Problem 1: Please write out the records from their first line through the line containing "borehole-329 bbox=[847, 96, 851, 460]", replacing "ice-segment" with "ice-layer" and changing nothing else.
Problem 2: Extend the biography of Brandon Jenner, picking up after its final sentence.

Brandon Jenner (born June 4, 1981) is an American musician, singer, songwriter and television personality. He is the second oldest son of reality star and Olympic gold medalist Caitlyn Jenner and the oldest son of songwriter and actress Linda Thompson.

He has appeared in many reality television shows with his family including Keeping Up with the Kardashians, The Princes of Malibu, Kourtney and Kim Take New York, Kourtney and Kim Take Miami and The Hills: New Beginnings.

Early life
He was born in 1981 and was raised in Los Angeles, California to television personality and Olympic gold medalist Caitlyn Jenner, and actress and songwriter Linda Thompson. He grew up around his older siblings, Burt and Cassandra, from Caitlyn’s previous marriage to Chrystie Crownover which lasted from 1972 until 1981, and  his younger brother Brody. His parents separated when he was about five years old. 

After his parents divorced in 1986, Caitlyn married Kris Kardashian, the ex wife of attorney Robert Kardashian, in 1991. Jenner became a stepbrother to Kourtney, Kim, Khloe and Rob. Kris gave birth to his younger sisters Kendall and Kylie Jenner in 1995 and 1997. However, he and his younger brother Brody spent most of their childhood with their mother and stepfather David Foster.

Personal life
Jenner married long time girlfriend Leah Felder in 2012, they had one daughter, Eva James Jenner. They split in 2018 after fourteen years together. Their divorce was finalized in 2019.

Annotated element entries
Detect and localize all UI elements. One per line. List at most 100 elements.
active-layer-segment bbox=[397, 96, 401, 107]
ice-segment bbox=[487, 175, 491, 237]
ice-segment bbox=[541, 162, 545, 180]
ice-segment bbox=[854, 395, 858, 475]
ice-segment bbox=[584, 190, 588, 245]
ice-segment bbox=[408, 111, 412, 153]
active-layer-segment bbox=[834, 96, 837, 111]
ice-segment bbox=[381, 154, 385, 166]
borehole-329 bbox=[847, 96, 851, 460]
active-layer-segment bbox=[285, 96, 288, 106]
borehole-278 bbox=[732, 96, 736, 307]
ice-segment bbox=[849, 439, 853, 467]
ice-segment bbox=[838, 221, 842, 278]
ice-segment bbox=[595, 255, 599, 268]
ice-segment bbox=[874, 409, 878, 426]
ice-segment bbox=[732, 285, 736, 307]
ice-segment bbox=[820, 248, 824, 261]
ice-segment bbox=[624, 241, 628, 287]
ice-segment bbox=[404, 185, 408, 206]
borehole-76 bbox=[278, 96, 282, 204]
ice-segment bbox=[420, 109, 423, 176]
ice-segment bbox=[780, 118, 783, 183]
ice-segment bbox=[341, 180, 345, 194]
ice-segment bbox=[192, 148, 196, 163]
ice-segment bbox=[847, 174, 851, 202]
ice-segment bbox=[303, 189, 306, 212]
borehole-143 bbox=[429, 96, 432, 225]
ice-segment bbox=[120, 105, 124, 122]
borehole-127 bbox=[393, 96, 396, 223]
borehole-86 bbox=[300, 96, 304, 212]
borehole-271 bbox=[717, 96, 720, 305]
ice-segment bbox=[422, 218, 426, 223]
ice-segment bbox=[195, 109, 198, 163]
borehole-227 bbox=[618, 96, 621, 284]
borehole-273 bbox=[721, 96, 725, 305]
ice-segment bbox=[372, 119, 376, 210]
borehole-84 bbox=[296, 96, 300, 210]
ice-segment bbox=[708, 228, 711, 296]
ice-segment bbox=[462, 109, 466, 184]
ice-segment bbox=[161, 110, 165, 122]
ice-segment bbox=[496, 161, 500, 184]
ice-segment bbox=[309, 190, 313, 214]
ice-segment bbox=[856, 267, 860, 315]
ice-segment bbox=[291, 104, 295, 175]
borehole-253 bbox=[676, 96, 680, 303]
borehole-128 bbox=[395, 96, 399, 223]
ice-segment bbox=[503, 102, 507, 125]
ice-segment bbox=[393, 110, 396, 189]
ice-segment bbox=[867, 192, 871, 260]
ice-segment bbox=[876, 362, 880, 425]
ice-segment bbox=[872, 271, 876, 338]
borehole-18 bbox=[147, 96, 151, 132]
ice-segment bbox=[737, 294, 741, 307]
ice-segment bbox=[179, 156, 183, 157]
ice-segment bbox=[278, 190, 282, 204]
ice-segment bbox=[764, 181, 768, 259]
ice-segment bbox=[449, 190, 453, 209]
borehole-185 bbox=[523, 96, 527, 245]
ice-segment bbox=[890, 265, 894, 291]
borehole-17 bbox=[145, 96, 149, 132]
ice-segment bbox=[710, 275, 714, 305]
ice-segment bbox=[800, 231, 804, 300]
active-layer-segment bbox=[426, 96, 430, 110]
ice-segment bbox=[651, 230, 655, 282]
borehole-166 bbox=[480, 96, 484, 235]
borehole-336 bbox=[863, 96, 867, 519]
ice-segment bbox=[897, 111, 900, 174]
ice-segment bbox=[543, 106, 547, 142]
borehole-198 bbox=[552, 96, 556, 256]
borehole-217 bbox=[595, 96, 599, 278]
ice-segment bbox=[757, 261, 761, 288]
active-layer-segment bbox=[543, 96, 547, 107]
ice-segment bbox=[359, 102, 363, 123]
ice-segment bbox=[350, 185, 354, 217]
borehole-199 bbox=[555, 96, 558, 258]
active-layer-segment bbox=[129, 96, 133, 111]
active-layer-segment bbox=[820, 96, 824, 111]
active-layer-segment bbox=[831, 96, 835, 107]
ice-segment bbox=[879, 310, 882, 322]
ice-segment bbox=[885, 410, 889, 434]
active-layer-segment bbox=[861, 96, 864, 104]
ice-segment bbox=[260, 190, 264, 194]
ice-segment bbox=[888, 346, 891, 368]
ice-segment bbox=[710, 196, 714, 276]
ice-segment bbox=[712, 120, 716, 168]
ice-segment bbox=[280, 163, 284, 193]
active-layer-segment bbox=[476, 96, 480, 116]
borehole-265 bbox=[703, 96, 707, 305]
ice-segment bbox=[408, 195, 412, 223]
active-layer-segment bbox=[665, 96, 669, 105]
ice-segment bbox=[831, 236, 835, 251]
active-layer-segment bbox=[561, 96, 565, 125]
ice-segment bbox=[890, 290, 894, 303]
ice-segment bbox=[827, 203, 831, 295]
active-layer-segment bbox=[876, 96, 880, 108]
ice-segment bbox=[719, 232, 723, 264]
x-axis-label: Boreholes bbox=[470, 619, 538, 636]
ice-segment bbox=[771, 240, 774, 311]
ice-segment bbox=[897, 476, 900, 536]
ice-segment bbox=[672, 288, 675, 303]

Answer 1:
Detect and localize all UI elements. One per line. List at most 100 elements.
active-layer-segment bbox=[397, 96, 401, 107]
ice-layer bbox=[487, 175, 491, 237]
ice-layer bbox=[541, 162, 545, 180]
ice-layer bbox=[854, 395, 858, 475]
ice-layer bbox=[584, 190, 588, 245]
ice-layer bbox=[408, 111, 412, 153]
active-layer-segment bbox=[834, 96, 837, 111]
ice-layer bbox=[381, 154, 385, 166]
borehole-329 bbox=[847, 96, 851, 460]

Answer 2:
In 2020, he married Cayley Stoker, they have two sons together.

Career
In 2005, he starred alongside his brother Brody Jenner, his mother Linda Thompson and his stepfather David Foster in a six-episode series called “The Princes of Malibu”. However the show was cancelled after his mother and stepfather’s divorce in 2005. He also appeared in shows like Keeping Up with the Kardashians, Kourtney and Kim Take New York and Kourtney and Kim Take Miami, as a recurring cast member alongside his partner (later wife) Leah Felder and his brother Brody Jenner.

Also in 2005, he created a music band with his then girlfriend Leah Felder called Big Dume and they released 10 songs.

In 2012, he and his then wife Leah created an indie pop group that they named Brandon & Leah. They released three singles that year, “Life Happens”, “My Party” and “Vaseline”. They released two albums after that and stopped performing together in order to focus on their solo careers.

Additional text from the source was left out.